▶ [Instructions for the task] Output the lines that follow exactly as they are.

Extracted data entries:
==============================

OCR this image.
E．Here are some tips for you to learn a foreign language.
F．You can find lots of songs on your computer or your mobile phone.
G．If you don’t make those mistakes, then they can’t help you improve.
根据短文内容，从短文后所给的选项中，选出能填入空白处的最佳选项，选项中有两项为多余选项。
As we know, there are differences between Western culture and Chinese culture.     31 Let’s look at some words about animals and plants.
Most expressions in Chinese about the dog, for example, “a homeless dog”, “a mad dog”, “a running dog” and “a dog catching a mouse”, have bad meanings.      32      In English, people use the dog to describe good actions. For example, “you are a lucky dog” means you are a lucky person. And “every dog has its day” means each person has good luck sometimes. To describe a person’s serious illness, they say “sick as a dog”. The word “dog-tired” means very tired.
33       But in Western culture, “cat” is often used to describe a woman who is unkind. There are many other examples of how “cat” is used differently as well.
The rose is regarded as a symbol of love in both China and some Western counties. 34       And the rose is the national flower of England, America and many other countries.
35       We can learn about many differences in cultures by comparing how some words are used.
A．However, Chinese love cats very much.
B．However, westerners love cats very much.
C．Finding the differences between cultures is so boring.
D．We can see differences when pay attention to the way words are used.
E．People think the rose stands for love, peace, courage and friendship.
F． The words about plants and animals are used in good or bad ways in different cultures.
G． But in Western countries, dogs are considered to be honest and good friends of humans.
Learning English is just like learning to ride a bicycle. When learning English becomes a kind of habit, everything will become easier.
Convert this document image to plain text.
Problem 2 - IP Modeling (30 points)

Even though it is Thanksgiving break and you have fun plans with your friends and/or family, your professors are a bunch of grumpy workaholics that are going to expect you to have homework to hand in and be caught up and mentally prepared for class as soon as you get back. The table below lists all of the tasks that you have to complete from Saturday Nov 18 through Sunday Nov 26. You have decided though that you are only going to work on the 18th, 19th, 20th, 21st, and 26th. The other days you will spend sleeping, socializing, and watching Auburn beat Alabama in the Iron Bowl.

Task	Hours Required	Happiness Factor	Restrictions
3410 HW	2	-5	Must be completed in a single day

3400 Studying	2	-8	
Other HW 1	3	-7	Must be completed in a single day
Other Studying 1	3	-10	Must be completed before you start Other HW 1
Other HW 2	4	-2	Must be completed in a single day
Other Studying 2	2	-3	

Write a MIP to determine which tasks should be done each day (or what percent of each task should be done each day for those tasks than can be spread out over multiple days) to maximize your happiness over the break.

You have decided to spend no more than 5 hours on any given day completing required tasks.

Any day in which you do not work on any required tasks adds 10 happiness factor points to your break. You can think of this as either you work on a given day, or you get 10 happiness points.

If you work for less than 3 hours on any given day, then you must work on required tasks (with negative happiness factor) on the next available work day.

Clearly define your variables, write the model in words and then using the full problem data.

==============================

▶ [Output below]
OCR this image.
E．Here are some tips for you to learn a foreign language.
F．You can find lots of songs on your computer or your mobile phone.
G．If you don’t make those mistakes, then they can’t help you improve.
根据短文内容，从短文后所给的选项中，选出能填入空白处的最佳选项，选项中有两项为多余选项。
As we know, there are differences between Western culture and Chinese culture.     31 Let’s look at some words about animals and plants.
Most expressions in Chinese about the dog, for example, “a homeless dog”, “a mad dog”, “a running dog” and “a dog catching a mouse”, have bad meanings.      32      In English, people use the dog to describe good actions. For example, “you are a lucky dog” means you are a lucky person. And “every dog has its day” means each person has good luck sometimes. To describe a person’s serious illness, they say “sick as a dog”. The word “dog-tired” means very tired.
33       But in Western culture, “cat” is often used to describe a woman who is unkind. There are many other examples of how “cat” is used differently as well.
The rose is regarded as a symbol of love in both China and some Western counties. 34       And the rose is the national flower of England, America and many other countries.
35       We can learn about many differences in cultures by comparing how some words are used.
A．However, Chinese love cats very much.
B．However, westerners love cats very much.
C．Finding the differences between cultures is so boring.
D．We can see differences when pay attention to the way words are used.
E．People think the rose stands for love, peace, courage and friendship.
F． The words about plants and animals are used in good or bad ways in different cultures.
G． But in Western countries, dogs are considered to be honest and good friends of humans.
Learning English is just like learning to ride a bicycle. When learning English becomes a kind of habit, everything will become easier.
Convert this document image to plain text.
Problem 2 - IP Modeling (30 points)

Even though it is Thanksgiving break and you have fun plans with your friends and/or family, your professors are a bunch of grumpy workaholics that are going to expect you to have homework to hand in and be caught up and mentally prepared for class as soon as you get back. The table below lists all of the tasks that you have to complete from Saturday Nov 18 through Sunday Nov 26. You have decided though that you are only going to work on the 18th, 19th, 20th, 21st, and 26th. The other days you will spend sleeping, socializing, and watching Auburn beat Alabama in the Iron Bowl.

Task	Hours Required	Happiness Factor	Restrictions
3410 HW	2	-5	Must be completed in a single day

3400 Studying	2	-8	
Other HW 1	3	-7	Must be completed in a single day
Other Studying 1	3	-10	Must be completed before you start Other HW 1
Other HW 2	4	-2	Must be completed in a single day
Other Studying 2	2	-3	

Write a MIP to determine which tasks should be done each day (or what percent of each task should be done each day for those tasks than can be spread out over multiple days) to maximize your happiness over the break.

You have decided to spend no more than 5 hours on any given day completing required tasks.

Any day in which you do not work on any required tasks adds 10 happiness factor points to your break. You can think of this as either you work on a given day, or you get 10 happiness points.

If you work for less than 3 hours on any given day, then you must work on required tasks (with negative happiness factor) on the next available work day.

Clearly define your variables, write the model in words and then using the full problem data.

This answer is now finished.